## SUPPLIED RECORDS
===
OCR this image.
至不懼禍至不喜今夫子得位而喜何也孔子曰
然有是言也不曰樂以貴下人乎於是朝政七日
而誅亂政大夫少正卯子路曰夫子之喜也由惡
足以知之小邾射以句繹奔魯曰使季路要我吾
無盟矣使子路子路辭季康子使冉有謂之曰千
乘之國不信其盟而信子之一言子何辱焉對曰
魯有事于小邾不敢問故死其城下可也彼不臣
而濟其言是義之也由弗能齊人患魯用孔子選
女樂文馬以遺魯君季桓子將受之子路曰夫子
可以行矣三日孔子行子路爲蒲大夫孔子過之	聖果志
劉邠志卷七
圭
===
## EXERCISE
Copy each record from above exactly, and include every line.

## WORKED ANSWER
OCR this image.
至不懼禍至不喜今夫子得位而喜何也孔子曰
然有是言也不曰樂以貴下人乎於是朝政七日
而誅亂政大夫少正卯子路曰夫子之喜也由惡
足以知之小邾射以句繹奔魯曰使季路要我吾
無盟矣使子路子路辭季康子使冉有謂之曰千
乘之國不信其盟而信子之一言子何辱焉對曰
魯有事于小邾不敢問故死其城下可也彼不臣
而濟其言是義之也由弗能齊人患魯用孔子選
女樂文馬以遺魯君季桓子將受之子路曰夫子
可以行矣三日孔子行子路爲蒲大夫孔子過之	聖果志
劉邠志卷七
圭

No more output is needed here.